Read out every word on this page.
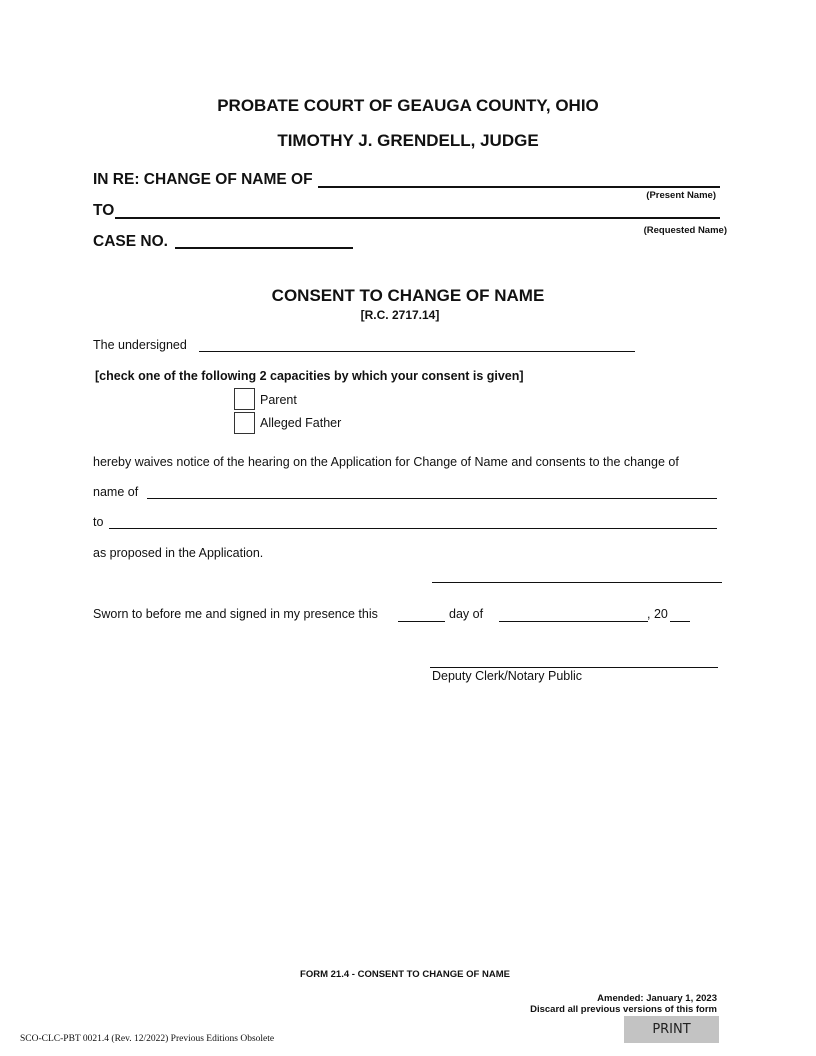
PROBATE COURT OF GEAUGA COUNTY, OHIO
TIMOTHY J. GRENDELL, JUDGE
IN RE: CHANGE OF NAME OF
(Present Name)
TO
(Requested Name)
CASE NO.
CONSENT TO CHANGE OF NAME
[R.C. 2717.14]
The undersigned
[check one of the following 2 capacities by which your consent is given]
Parent
Alleged Father
hereby waives notice of the hearing on the Application for Change of Name and consents to the change of
name of
to
as proposed in the Application.
Sworn to before me and signed in my presence this	day of	, 20
Deputy Clerk/Notary Public
FORM 21.4 - CONSENT TO CHANGE OF NAME
Amended: January 1, 2023
Discard all previous versions of this form
PRINT
SCO-CLC-PBT 0021.4 (Rev. 12/2022) Previous Editions Obsolete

####

Short problem:
Lines holding the word "Application" in the entries above are the ones to pull out. Copy them all.

Result of the task:
hereby waives notice of the hearing on the Application for Change of Name and consents to the change of
as proposed in the Application.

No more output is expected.